DIRECTION 1
Copy from the passage on Voltaire the part starting with "Three Rising Metaphysical" and going on through "use of torture.".
DIRECTION 2
Pick up the passage on Voltaire after its last sentence and continue it.

TEXT BLOCK
-- start --

Three Rising Metaphysical Systems c. 1730
François-Marie Arouet (pronounce) aka "Voltaire" (in the Sanford Encyclopedia of Philosophy) Quotes of Voltaire
Voltaire was one of the most famous French writers in 18th century Europe. He is most famous for his attacks on Christianity, especially the established Catholic Church and its role in France, and his advocacy of freedom of religion, freedom of speech and separation of church and state. He attacked the state for its "corrupt" judicial system and use of torture.
Voltaire was a versatile and prolific writer, producing works in almost every literary form, including plays, poems, novels, essays and historical and scientific works. He wrote more than 20,000 letters and more than 2,000 books and pamphlets. Voltaire was less a philosopher than a satirical, social polemicist. He was especially well known for his biting wit. He used it to decry "despotism," "superstition," and "fanaticism."
Voltaire was a Deist. His ideas philosophical stance was driven primarily by the British empiricists Isaac Newton and John Locke, whose philosophies he popularized in France.
Biography
Voltaire was born in Paris in 1694. His father was a lawyer and the family was fairly well off. He attended a Jesuit school from age 10 to 17 (1704 - 1711), learning Latin, theology, and rhetoric. He wanted to be a writer, but in 1713 his father tried to force him into law by getting him a position in The Hague. There Voltaire got involved in a scandalous affair with a French Protestant girl and then returned to Paris.

-- end --

Element-and-box listings

-- start --

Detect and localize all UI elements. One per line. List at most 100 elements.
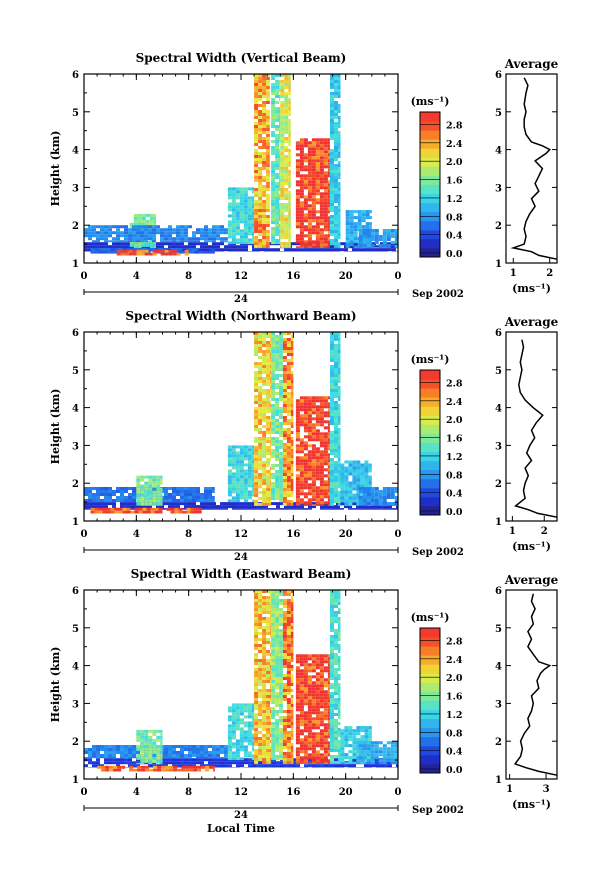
panel0-heatmap-cell-6 [254,80,259,83]
panel0-heatmap-cell-6 [262,245,267,248]
panel1-heatmap-cell-7 [286,371,291,374]
panel1-heatmap-cell-6 [275,398,280,401]
panel0-heatmap-cell-6 [258,125,263,128]
panel1-heatmap-cell-1 [194,510,199,514]
panel2-heatmap-cell-0 [380,764,384,768]
panel0-heatmap-cell-6 [266,98,270,101]
panel0-heatmap-cell-4 [164,240,168,243]
panel2-heatmap-cell-5 [270,656,272,659]
panel0-heatmap-cell-9 [327,171,330,175]
panel1-heatmap-cell-8 [295,411,300,415]
panel0-heatmap-cell-4 [112,231,116,235]
panel1-heatmap-cell-2 [212,490,215,493]
panel1-heatmap-cell-6 [271,377,276,380]
panel0-heatmap-cell-2 [168,252,173,256]
panel0-heatmap-cell-8 [284,197,289,200]
panel0-heatmap-cell-12 [358,244,363,247]
panel1-heatmap-cell-6 [275,392,280,395]
panel0-heatmap-cell-10 [338,80,341,83]
panel0-heatmap-cell-7 [271,194,276,197]
panel0-heatmap-cell-4 [216,237,220,241]
panel0-heatmap-cell-9 [295,198,300,202]
panel1-heatmap-cell-9 [338,344,341,347]
panel0-heatmap-cell-7 [271,221,276,224]
panel1-heatmap-cell-8 [295,432,300,436]
panel2-heatmap-cell-5 [258,749,263,752]
panel0-heatmap-cell-9 [311,231,316,235]
panel0-heatmap-cell-6 [266,74,270,77]
panel1-heatmap-cell-6 [279,497,283,500]
panel1-heatmap-cell-9 [338,380,341,383]
panel1-heatmap-cell-5 [262,335,267,338]
panel1-heatmap-cell-4 [235,463,240,467]
panel0-heatmap-cell-2 [172,249,177,253]
panel1-heatmap-cell-10 [344,469,349,473]
panel0-heatmap-cell-12 [394,244,399,247]
panel0-heatmap-cell-7 [275,212,280,215]
panel2-heatmap-cell-2 [132,751,136,754]
panel1-heatmap-cell-8 [295,402,300,406]
panel1-heatmap-cell-10 [348,484,353,488]
panel1-heatmap-cell-4 [231,484,236,488]
panel0-heatmap-cell-4 [128,234,132,238]
panel0-heatmap-cell-8 [280,170,285,173]
panel2-heatmap-cell-2 [168,754,172,757]
panel0-heatmap-cell-8 [280,134,285,137]
panel0-heatmap-cell-6 [266,209,270,212]
panel1-heatmap-cell-6 [271,428,276,431]
panel2-heatmap-cell-3 [156,747,161,751]
panel0-heatmap-cell-10 [334,236,338,239]
panel2-heatmap-cell-5 [254,761,259,764]
panel1-heatmap-cell-8 [311,435,316,439]
panel0-heatmap-cell-4 [152,225,156,229]
panel0-heatmap-cell-4 [216,234,220,238]
panel1-heatmap-cell-2 [108,487,112,490]
panel0-heatmap-cell-0 [232,245,236,249]
panel2-heatmap-cell-5 [258,626,263,629]
panel1-heatmap-cell-6 [271,473,276,476]
panel0-heatmap-cell-6 [254,191,259,194]
panel1-x-tick-label: 12 [234,529,248,540]
panel2-heatmap-cell-5 [262,617,267,620]
panel1-heatmap-cell-11 [370,496,375,499]
panel1-heatmap-cell-5 [266,446,271,449]
panel0-heatmap-cell-9 [307,216,312,220]
panel0-heatmap-cell-0 [376,248,380,252]
panel0-heatmap-cell-0 [120,242,124,246]
panel1-x-tick-label: 16 [286,529,300,540]
panel1-heatmap-cell-7 [286,437,291,440]
panel2-heatmap-cell-6 [271,692,276,695]
panel1-heatmap-cell-0 [384,505,388,509]
panel1-heatmap-cell-7 [282,410,287,413]
panel2-heatmap-cell-3 [152,750,157,754]
panel0-heatmap-cell-6 [254,176,259,179]
panel1-heatmap-cell-2 [132,493,136,496]
panel1-heatmap-cell-9 [334,404,338,407]
panel2-heatmap-cell-2 [104,751,108,754]
panel0-heatmap-cell-10 [334,74,338,77]
panel0-heatmap-cell-7 [275,137,280,140]
panel2-heatmap-cell-3 [144,759,149,763]
panel1-heatmap-cell-2 [180,490,184,493]
panel1-heatmap-cell-2 [172,499,176,502]
panel1-heatmap-cell-7 [282,392,287,395]
panel0-heatmap-cell-5 [251,196,255,200]
panel2-heatmap-cell-2 [164,754,168,757]
panel2-heatmap-cell-3 [148,747,153,751]
panel0-heatmap-cell-9 [327,228,330,232]
panel1-heatmap-cell-8 [299,444,304,448]
panel0-heatmap-cell-6 [254,137,259,140]
panel1-heatmap-cell-9 [334,485,338,488]
panel0-heatmap-cell-8 [280,191,285,194]
panel1-heatmap-cell-5 [270,497,272,500]
panel0-average-y-tick-label: 2 [495,221,502,232]
panel0-heatmap-cell-8 [288,221,291,224]
panel1-heatmap-cell-2 [92,493,96,496]
panel1-heatmap-cell-8 [299,486,304,490]
panel1-heatmap-cell-3 [148,499,153,503]
panel0-heatmap-cell-2 [132,249,137,253]
panel0-heatmap-cell-8 [284,116,289,119]
panel0-colorbar-segment [420,184,440,194]
panel1-heatmap-cell-5 [266,464,271,467]
panel0-heatmap-cell-4 [108,228,112,232]
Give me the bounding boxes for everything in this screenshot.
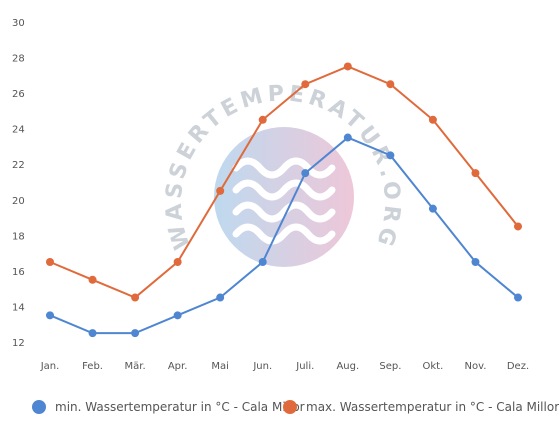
data-point[interactable] xyxy=(173,311,182,320)
legend-swatch-min xyxy=(32,400,46,414)
y-tick-label: 24 xyxy=(12,125,25,136)
y-tick-label: 16 xyxy=(12,267,25,278)
y-tick-label: 18 xyxy=(12,231,25,242)
x-tick-label: Mär. xyxy=(125,361,146,372)
legend-item-min[interactable]: min. Wassertemperatur in °C - Cala Millo… xyxy=(32,400,305,414)
y-tick-label: 26 xyxy=(12,89,25,100)
x-tick-label: Dez. xyxy=(507,361,529,372)
legend-swatch-max xyxy=(283,400,297,414)
data-point[interactable] xyxy=(88,329,97,338)
x-tick-label: Jan. xyxy=(40,361,60,372)
data-point[interactable] xyxy=(216,186,225,195)
x-tick-label: Nov. xyxy=(464,361,486,372)
data-point[interactable] xyxy=(514,222,522,231)
data-point[interactable] xyxy=(301,80,310,89)
y-tick-label: 20 xyxy=(12,196,25,207)
series-layer xyxy=(46,62,522,338)
data-point[interactable] xyxy=(471,169,480,178)
watermark: WASSERTEMPERATUR.ORG xyxy=(162,81,401,267)
series-line-1 xyxy=(49,65,519,299)
data-point[interactable] xyxy=(514,293,522,302)
data-point[interactable] xyxy=(216,293,225,302)
legend-item-max[interactable]: max. Wassertemperatur in °C - Cala Millo… xyxy=(283,400,559,414)
watermark-waves-icon xyxy=(232,157,336,245)
data-point[interactable] xyxy=(386,80,395,89)
data-point[interactable] xyxy=(471,258,480,266)
legend-label-max: max. Wassertemperatur in °C - Cala Millo… xyxy=(306,400,559,414)
y-tick-label: 28 xyxy=(12,54,25,65)
y-axis: 12 14 16 18 20 22 24 26 28 30 xyxy=(12,18,25,349)
x-tick-label: Mai xyxy=(211,361,229,372)
x-tick-label: Sep. xyxy=(379,361,401,372)
y-tick-label: 14 xyxy=(12,302,25,313)
data-point[interactable] xyxy=(88,275,97,284)
data-point[interactable] xyxy=(428,115,437,124)
data-point[interactable] xyxy=(46,258,54,266)
watermark-circle xyxy=(214,127,354,267)
legend-label-min: min. Wassertemperatur in °C - Cala Millo… xyxy=(55,400,305,414)
data-point[interactable] xyxy=(258,258,267,266)
data-point[interactable] xyxy=(258,115,267,124)
x-tick-label: Aug. xyxy=(336,361,359,372)
data-point[interactable] xyxy=(46,311,54,320)
data-point[interactable] xyxy=(343,62,352,71)
x-tick-label: Jun. xyxy=(252,361,272,372)
x-tick-label: Okt. xyxy=(423,361,444,372)
legend: min. Wassertemperatur in °C - Cala Millo… xyxy=(32,400,559,414)
y-tick-label: 12 xyxy=(12,338,25,349)
x-tick-label: Feb. xyxy=(82,361,103,372)
data-point[interactable] xyxy=(131,293,140,302)
x-tick-label: Apr. xyxy=(168,361,188,372)
x-axis: Jan. Feb. Mär. Apr. Mai Jun. Juli. Aug. Sep. Okt.… xyxy=(40,361,529,372)
y-tick-label: 30 xyxy=(12,18,25,29)
data-point[interactable] xyxy=(343,133,352,142)
x-tick-label: Juli. xyxy=(295,361,314,372)
data-point[interactable] xyxy=(131,329,140,338)
series-line-0 xyxy=(49,136,519,335)
data-point[interactable] xyxy=(173,258,182,266)
data-point[interactable] xyxy=(386,151,395,160)
data-point[interactable] xyxy=(301,169,310,178)
data-point[interactable] xyxy=(428,204,437,213)
y-tick-label: 22 xyxy=(12,160,25,171)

-- end --

FINAL RESULT 1
Three Rising Metaphysical Systems c. 1730
François-Marie Arouet (pronounce) aka "Voltaire" (in the Sanford Encyclopedia of Philosophy) Quotes of Voltaire
Voltaire was one of the most famous French writers in 18th century Europe. He is most famous for his attacks on Christianity, especially the established Catholic Church and its role in France, and his advocacy of freedom of religion, freedom of speech and separation of church and state. He attacked the state for its "corrupt" judicial system and use of torture.

FINAL RESULT 2
From early on, Voltaire had trouble with the authorities for critiques of the government. As a result, he was twice sentenced to prison and once to temporary exile to England. One satirical verse, in which Voltaire accused the French Régent of incest with his daughter, resulted in an eleven-month imprisonment in the Bastille. The Comédie-Française had agreed in January 1717 to stage his debut play, Œdipe, (Oedipus) and it opened in mid-November 1718, seven months after his release. Its immediate critical and financial success established his reputation. It was then he chose the pen name Voltaire ("the young Arouet?").
The Bastille, Paris
In 1722, Voltaire traveled to The Hague to publish his epic poem of King Henry IV of France, which had been forbidden in Paris. He met Jean-Jacques Rousseau on the way. In Holland, Voltaire was impressed with the openness and tolerance of Dutch society.
In 1726, a young French nobleman paid thugs to beat up Voltaire for insulting him. When Voltaire sued for damages, the aristocrats got him sent to the Bastille without a trial. Voltaire then convinced the authorities to let him leave France, and he went to England. There he met some of Britain's greatest writers and got his interest in both British philosophy, government, and Shakespeare, who was still relatively unknown in France.
After two years in exile, Voltaire was allowed to return to Paris. In 1733, Voltaire met Émilie du Châtelet, a wife of a Marquis and mother of three who was 12 years his junior and with whom he was to have an affair for 16 years. The relationship had a significant intellectual element. Voltaire and the Marquise collected over 21,000 books and conducted scientific experiments together. Émilie's translation of Isaac Newton's Principia Mathematica was the definitive French translation for over 150 years. At this time Voltaire published his views on British attitudes toward government, literature, religion and science in a collection of essays in letter form entitled Letters Concerning the English Nation (London, 1733).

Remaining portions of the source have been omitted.